— WHAT IS BEING ASKED —
For every line in the records that has the word "туристских", make a copy.

(Extracted data entries)
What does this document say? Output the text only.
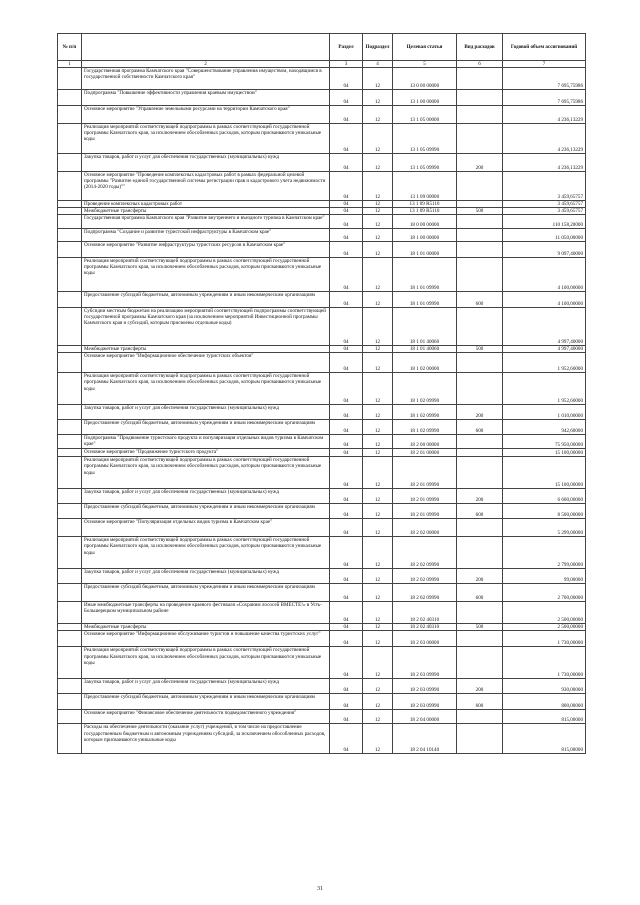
№ п/п		Раздел	Подраздел	Целевая статья	Вид расходов	Годовой объем ассигнований
1	2	3	4	5	6	7
	Государственная программа Камчатского края "Совершенствование управления имуществом, находящимся в государственной собственности Камчатского края"	04	12	13 0 00 00000		7 695,75986
	Подпрограмма "Повышение эффективности управления краевым имуществом"	04	12	13 1 00 00000		7 695,75986
	Основное мероприятие "Управление земельными ресурсами на территории Камчатского края"	04	12	13 1 05 00000		4 236,13229
	Реализация мероприятий соответствующей подпрограммы в рамках соответствующей государственной программы Камчатского края, за исключением обособленных расходов, которым присваиваются уникальные коды	04	12	13 1 05 09990		4 236,13229
	Закупка товаров, работ и услуг для обеспечения государственных (муниципальных) нужд	04	12	13 1 05 09990	200	4 236,13229
	Основное мероприятие "Проведение комплексных кадастровых работ в рамках федеральной целевой программы "Развитие единой государственной системы регистрации прав и кадастрового учета недвижимости (2014-2020 годы)""	04	12	13 1 09 00000		3 459,65757
	Проведение комплексных кадастровых работ	04	12	13 1 09 R5110		3 459,65757
	Межбюджетные трансферты	04	12	13 1 09 R5110	500	3 459,65757
	Государственная программа Камчатского края "Развитие внутреннего и въездного туризма в Камчатском крае"	04	12	18 0 00 00000		110 158,20000
	Подпрограмма "Создание и развитие туристской инфраструктуры в Камчатском крае"	04	12	18 1 00 00000		11 050,00000
	Основное мероприятие "Развитие инфраструктуры туристских ресурсов в Камчатском крае"	04	12	18 1 01 00000		9 097,40000
	Реализация мероприятий соответствующей подпрограммы в рамках соответствующей государственной программы Камчатского края, за исключением обособленных расходов, которым присваиваются уникальные коды	04	12	18 1 01 09990		4 100,00000
	Предоставление субсидий бюджетным, автономным учреждениям и иным некоммерческим организациям	04	12	18 1 01 09990	600	4 100,00000
	Субсидии местным бюджетам на реализацию мероприятий соответствующей подпрограммы соответствующей государственной программы Камчатского края (за исключением мероприятий Инвестиционной программы Камчатского края и субсидий, которым присвоены отдельные коды)	04	12	18 1 01 40060		4 997,40000
	Межбюджетные трансферты	04	12	18 1 01 40060	500	4 997,40000
	Основное мероприятие "Информационное обеспечение туристских объектов"	04	12	18 1 02 00000		1 952,60000
	Реализация мероприятий соответствующей подпрограммы в рамках соответствующей государственной программы Камчатского края, за исключением обособленных расходов, которым присваиваются уникальные коды	04	12	18 1 02 09990		1 952,60000
	Закупка товаров, работ и услуг для обеспечения государственных (муниципальных) нужд	04	12	18 1 02 09990	200	1 010,00000
	Предоставление субсидий бюджетным, автономным учреждениям и иным некоммерческим организациям	04	12	18 1 02 09990	600	942,60000
	Подпрограмма "Продвижение туристского продукта и популяризация отдельных видов туризма в Камчатском крае"	04	12	18 2 00 00000		75 950,00000
	Основное мероприятие "Продвижение туристского продукта"	04	12	18 2 01 00000		15 100,00000
	Реализация мероприятий соответствующей подпрограммы в рамках соответствующей государственной программы Камчатского края, за исключением обособленных расходов, которым присваиваются уникальные коды	04	12	18 2 01 09990		15 100,00000
	Закупка товаров, работ и услуг для обеспечения государственных (муниципальных) нужд	04	12	18 2 01 09990	200	6 600,00000
	Предоставление субсидий бюджетным, автономным учреждениям и иным некоммерческим организациям	04	12	18 2 01 09990	600	8 500,00000
	Основное мероприятие "Популяризация отдельных видов туризма в Камчатском крае"	04	12	18 2 02 00000		5 299,00000
	Реализация мероприятий соответствующей подпрограммы в рамках соответствующей государственной программы Камчатского края, за исключением обособленных расходов, которым присваиваются уникальные коды	04	12	18 2 02 09990		2 799,00000
	Закупка товаров, работ и услуг для обеспечения государственных (муниципальных) нужд	04	12	18 2 02 09990	200	99,00000
	Предоставление субсидий бюджетным, автономным учреждениям и иным некоммерческим организациям	04	12	18 2 02 09990	600	2 700,00000
	Иные межбюджетные трансферты на проведение краевого фестиваля «Сохраним лососей ВМЕСТЕ!» в Усть-Большерецком муниципальном районе	04	12	18 2 02 40310		2 500,00000
	Межбюджетные трансферты	04	12	18 2 02 40310	500	2 500,00000
	Основное мероприятие "Информационное обслуживание туристов и повышение качества туристских услуг"	04	12	18 2 03 00000		1 730,00000
	Реализация мероприятий соответствующей подпрограммы в рамках соответствующей государственной программы Камчатского края, за исключением обособленных расходов, которым присваиваются уникальные коды	04	12	18 2 03 09990		1 730,00000
	Закупка товаров, работ и услуг для обеспечения государственных (муниципальных) нужд	04	12	18 2 03 09990	200	930,00000
	Предоставление субсидий бюджетным, автономным учреждениям и иным некоммерческим организациям	04	12	18 2 03 09990	600	800,00000
	Основное мероприятие "Финансовое обеспечение деятельности подведомственного учреждения"	04	12	18 2 04 00000		815,00000
	Расходы на обеспечение деятельности (оказание услуг) учреждений, в том числе на предоставление государственным бюджетным и автономным учреждениям субсидий, за исключением обособленных расходов, которым присваиваются уникальные коды	04	12	18 2 04 10140		815,00000
31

— FINAL ANSWER —
	Основное мероприятие "Развитие инфраструктуры туристских ресурсов в Камчатском крае"	04	12	18 1 01 00000		9 097,40000
	Основное мероприятие "Информационное обеспечение туристских объектов"	04	12	18 1 02 00000		1 952,60000
	Основное мероприятие "Информационное обслуживание туристов и повышение качества туристских услуг"	04	12	18 2 03 00000		1 730,00000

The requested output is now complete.